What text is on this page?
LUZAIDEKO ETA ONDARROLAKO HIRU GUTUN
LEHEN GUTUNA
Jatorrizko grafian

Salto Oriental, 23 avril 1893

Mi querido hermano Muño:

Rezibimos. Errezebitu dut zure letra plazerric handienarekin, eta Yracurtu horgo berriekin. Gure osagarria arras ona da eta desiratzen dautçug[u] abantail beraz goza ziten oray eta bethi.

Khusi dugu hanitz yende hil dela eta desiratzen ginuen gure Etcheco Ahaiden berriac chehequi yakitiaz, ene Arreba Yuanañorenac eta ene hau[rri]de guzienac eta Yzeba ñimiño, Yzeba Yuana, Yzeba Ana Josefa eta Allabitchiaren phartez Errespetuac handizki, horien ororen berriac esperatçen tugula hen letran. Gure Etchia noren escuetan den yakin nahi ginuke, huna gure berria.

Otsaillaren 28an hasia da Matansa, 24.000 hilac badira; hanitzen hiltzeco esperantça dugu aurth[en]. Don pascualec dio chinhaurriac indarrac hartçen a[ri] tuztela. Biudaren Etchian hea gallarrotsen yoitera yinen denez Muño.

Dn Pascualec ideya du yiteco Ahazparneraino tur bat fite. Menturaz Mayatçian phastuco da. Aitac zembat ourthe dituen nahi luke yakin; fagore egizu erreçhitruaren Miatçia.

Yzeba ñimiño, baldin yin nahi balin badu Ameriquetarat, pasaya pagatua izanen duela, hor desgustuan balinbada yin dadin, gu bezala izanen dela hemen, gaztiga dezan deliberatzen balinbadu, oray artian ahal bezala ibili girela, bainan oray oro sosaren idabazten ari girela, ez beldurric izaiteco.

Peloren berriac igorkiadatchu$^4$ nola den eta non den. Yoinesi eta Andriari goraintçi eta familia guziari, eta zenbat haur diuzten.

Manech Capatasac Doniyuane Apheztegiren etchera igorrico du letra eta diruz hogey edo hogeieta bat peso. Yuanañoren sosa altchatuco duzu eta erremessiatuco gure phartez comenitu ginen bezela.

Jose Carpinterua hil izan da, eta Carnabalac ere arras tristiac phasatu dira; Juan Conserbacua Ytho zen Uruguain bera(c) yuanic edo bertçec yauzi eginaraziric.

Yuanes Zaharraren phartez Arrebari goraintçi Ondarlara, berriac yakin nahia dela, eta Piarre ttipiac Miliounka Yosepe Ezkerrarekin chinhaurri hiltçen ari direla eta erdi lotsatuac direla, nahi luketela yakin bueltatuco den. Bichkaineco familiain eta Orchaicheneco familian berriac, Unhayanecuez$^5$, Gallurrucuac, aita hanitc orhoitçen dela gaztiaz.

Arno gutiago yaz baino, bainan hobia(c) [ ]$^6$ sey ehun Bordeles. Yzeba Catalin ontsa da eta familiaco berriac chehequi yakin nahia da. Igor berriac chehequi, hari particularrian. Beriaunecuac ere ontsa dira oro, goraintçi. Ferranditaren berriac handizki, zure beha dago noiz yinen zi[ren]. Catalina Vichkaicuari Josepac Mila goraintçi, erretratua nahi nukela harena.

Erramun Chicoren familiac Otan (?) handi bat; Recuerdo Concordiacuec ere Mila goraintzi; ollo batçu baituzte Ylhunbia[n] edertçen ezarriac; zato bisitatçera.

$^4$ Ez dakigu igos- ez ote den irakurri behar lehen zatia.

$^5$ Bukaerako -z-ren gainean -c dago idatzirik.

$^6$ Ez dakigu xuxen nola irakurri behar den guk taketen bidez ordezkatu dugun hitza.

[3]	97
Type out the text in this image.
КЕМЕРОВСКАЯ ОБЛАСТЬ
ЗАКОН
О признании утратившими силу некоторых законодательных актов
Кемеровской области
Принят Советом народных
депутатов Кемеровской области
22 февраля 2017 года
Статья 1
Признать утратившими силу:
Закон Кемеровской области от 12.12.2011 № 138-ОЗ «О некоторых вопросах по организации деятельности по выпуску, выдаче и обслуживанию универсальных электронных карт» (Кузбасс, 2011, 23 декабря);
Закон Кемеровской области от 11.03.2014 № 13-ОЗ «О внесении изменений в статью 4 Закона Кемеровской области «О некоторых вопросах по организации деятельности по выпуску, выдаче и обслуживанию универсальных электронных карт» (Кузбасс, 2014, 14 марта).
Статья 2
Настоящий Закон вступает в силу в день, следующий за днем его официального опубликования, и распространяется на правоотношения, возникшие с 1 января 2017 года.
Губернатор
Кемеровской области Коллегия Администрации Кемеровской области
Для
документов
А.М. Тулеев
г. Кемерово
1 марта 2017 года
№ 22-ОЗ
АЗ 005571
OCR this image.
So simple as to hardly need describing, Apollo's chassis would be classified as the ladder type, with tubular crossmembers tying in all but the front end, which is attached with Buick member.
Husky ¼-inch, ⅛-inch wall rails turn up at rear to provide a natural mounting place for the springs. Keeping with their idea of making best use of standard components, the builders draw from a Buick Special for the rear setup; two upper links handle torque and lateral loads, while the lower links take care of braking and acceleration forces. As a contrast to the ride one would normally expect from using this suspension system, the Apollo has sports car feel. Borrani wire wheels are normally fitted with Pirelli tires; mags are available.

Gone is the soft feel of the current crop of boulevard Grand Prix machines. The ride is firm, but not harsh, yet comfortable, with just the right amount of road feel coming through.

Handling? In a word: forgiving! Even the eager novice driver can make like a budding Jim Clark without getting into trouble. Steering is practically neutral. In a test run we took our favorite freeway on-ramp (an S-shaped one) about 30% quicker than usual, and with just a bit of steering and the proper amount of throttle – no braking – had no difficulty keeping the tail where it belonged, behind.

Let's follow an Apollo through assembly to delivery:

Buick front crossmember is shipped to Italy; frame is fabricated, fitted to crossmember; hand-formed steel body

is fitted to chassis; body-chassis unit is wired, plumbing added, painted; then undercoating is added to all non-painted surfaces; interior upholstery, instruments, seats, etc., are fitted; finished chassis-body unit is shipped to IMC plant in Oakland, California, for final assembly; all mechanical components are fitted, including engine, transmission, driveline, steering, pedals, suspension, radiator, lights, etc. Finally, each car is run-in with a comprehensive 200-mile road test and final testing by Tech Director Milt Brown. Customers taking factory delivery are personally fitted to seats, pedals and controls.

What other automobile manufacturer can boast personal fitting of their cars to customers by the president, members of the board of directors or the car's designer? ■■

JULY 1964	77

- - - - -

Directions: Your task is to repeat every line exactly.

Reply to the exercise:
What text is on this page?
LUZAIDEKO ETA ONDARROLAKO HIRU GUTUN
LEHEN GUTUNA
Jatorrizko grafian

Salto Oriental, 23 avril 1893

Mi querido hermano Muño:

Rezibimos. Errezebitu dut zure letra plazerric handienarekin, eta Yracurtu horgo berriekin. Gure osagarria arras ona da eta desiratzen dautçug[u] abantail beraz goza ziten oray eta bethi.

Khusi dugu hanitz yende hil dela eta desiratzen ginuen gure Etcheco Ahaiden berriac chehequi yakitiaz, ene Arreba Yuanañorenac eta ene hau[rri]de guzienac eta Yzeba ñimiño, Yzeba Yuana, Yzeba Ana Josefa eta Allabitchiaren phartez Errespetuac handizki, horien ororen berriac esperatçen tugula hen letran. Gure Etchia noren escuetan den yakin nahi ginuke, huna gure berria.

Otsaillaren 28an hasia da Matansa, 24.000 hilac badira; hanitzen hiltzeco esperantça dugu aurth[en]. Don pascualec dio chinhaurriac indarrac hartçen a[ri] tuztela. Biudaren Etchian hea gallarrotsen yoitera yinen denez Muño.

Dn Pascualec ideya du yiteco Ahazparneraino tur bat fite. Menturaz Mayatçian phastuco da. Aitac zembat ourthe dituen nahi luke yakin; fagore egizu erreçhitruaren Miatçia.

Yzeba ñimiño, baldin yin nahi balin badu Ameriquetarat, pasaya pagatua izanen duela, hor desgustuan balinbada yin dadin, gu bezala izanen dela hemen, gaztiga dezan deliberatzen balinbadu, oray artian ahal bezala ibili girela, bainan oray oro sosaren idabazten ari girela, ez beldurric izaiteco.

Peloren berriac igorkiadatchu$^4$ nola den eta non den. Yoinesi eta Andriari goraintçi eta familia guziari, eta zenbat haur diuzten.

Manech Capatasac Doniyuane Apheztegiren etchera igorrico du letra eta diruz hogey edo hogeieta bat peso. Yuanañoren sosa altchatuco duzu eta erremessiatuco gure phartez comenitu ginen bezela.

Jose Carpinterua hil izan da, eta Carnabalac ere arras tristiac phasatu dira; Juan Conserbacua Ytho zen Uruguain bera(c) yuanic edo bertçec yauzi eginaraziric.

Yuanes Zaharraren phartez Arrebari goraintçi Ondarlara, berriac yakin nahia dela, eta Piarre ttipiac Miliounka Yosepe Ezkerrarekin chinhaurri hiltçen ari direla eta erdi lotsatuac direla, nahi luketela yakin bueltatuco den. Bichkaineco familiain eta Orchaicheneco familian berriac, Unhayanecuez$^5$, Gallurrucuac, aita hanitc orhoitçen dela gaztiaz.

Arno gutiago yaz baino, bainan hobia(c) [ ]$^6$ sey ehun Bordeles. Yzeba Catalin ontsa da eta familiaco berriac chehequi yakin nahia da. Igor berriac chehequi, hari particularrian. Beriaunecuac ere ontsa dira oro, goraintçi. Ferranditaren berriac handizki, zure beha dago noiz yinen zi[ren]. Catalina Vichkaicuari Josepac Mila goraintçi, erretratua nahi nukela harena.

Erramun Chicoren familiac Otan (?) handi bat; Recuerdo Concordiacuec ere Mila goraintzi; ollo batçu baituzte Ylhunbia[n] edertçen ezarriac; zato bisitatçera.

$^4$ Ez dakigu igos- ez ote den irakurri behar lehen zatia.

$^5$ Bukaerako -z-ren gainean -c dago idatzirik.

$^6$ Ez dakigu xuxen nola irakurri behar den guk taketen bidez ordezkatu dugun hitza.

[3]	97
Type out the text in this image.
КЕМЕРОВСКАЯ ОБЛАСТЬ
ЗАКОН
О признании утратившими силу некоторых законодательных актов
Кемеровской области
Принят Советом народных
депутатов Кемеровской области
22 февраля 2017 года
Статья 1
Признать утратившими силу:
Закон Кемеровской области от 12.12.2011 № 138-ОЗ «О некоторых вопросах по организации деятельности по выпуску, выдаче и обслуживанию универсальных электронных карт» (Кузбасс, 2011, 23 декабря);
Закон Кемеровской области от 11.03.2014 № 13-ОЗ «О внесении изменений в статью 4 Закона Кемеровской области «О некоторых вопросах по организации деятельности по выпуску, выдаче и обслуживанию универсальных электронных карт» (Кузбасс, 2014, 14 марта).
Статья 2
Настоящий Закон вступает в силу в день, следующий за днем его официального опубликования, и распространяется на правоотношения, возникшие с 1 января 2017 года.
Губернатор
Кемеровской области Коллегия Администрации Кемеровской области
Для
документов
А.М. Тулеев
г. Кемерово
1 марта 2017 года
№ 22-ОЗ
АЗ 005571
OCR this image.
So simple as to hardly need describing, Apollo's chassis would be classified as the ladder type, with tubular crossmembers tying in all but the front end, which is attached with Buick member.
Husky ¼-inch, ⅛-inch wall rails turn up at rear to provide a natural mounting place for the springs. Keeping with their idea of making best use of standard components, the builders draw from a Buick Special for the rear setup; two upper links handle torque and lateral loads, while the lower links take care of braking and acceleration forces. As a contrast to the ride one would normally expect from using this suspension system, the Apollo has sports car feel. Borrani wire wheels are normally fitted with Pirelli tires; mags are available.

Gone is the soft feel of the current crop of boulevard Grand Prix machines. The ride is firm, but not harsh, yet comfortable, with just the right amount of road feel coming through.

Handling? In a word: forgiving! Even the eager novice driver can make like a budding Jim Clark without getting into trouble. Steering is practically neutral. In a test run we took our favorite freeway on-ramp (an S-shaped one) about 30% quicker than usual, and with just a bit of steering and the proper amount of throttle – no braking – had no difficulty keeping the tail where it belonged, behind.

Let's follow an Apollo through assembly to delivery:

Buick front crossmember is shipped to Italy; frame is fabricated, fitted to crossmember; hand-formed steel body

is fitted to chassis; body-chassis unit is wired, plumbing added, painted; then undercoating is added to all non-painted surfaces; interior upholstery, instruments, seats, etc., are fitted; finished chassis-body unit is shipped to IMC plant in Oakland, California, for final assembly; all mechanical components are fitted, including engine, transmission, driveline, steering, pedals, suspension, radiator, lights, etc. Finally, each car is run-in with a comprehensive 200-mile road test and final testing by Tech Director Milt Brown. Customers taking factory delivery are personally fitted to seats, pedals and controls.

What other automobile manufacturer can boast personal fitting of their cars to customers by the president, members of the board of directors or the car's designer? ■■

JULY 1964	77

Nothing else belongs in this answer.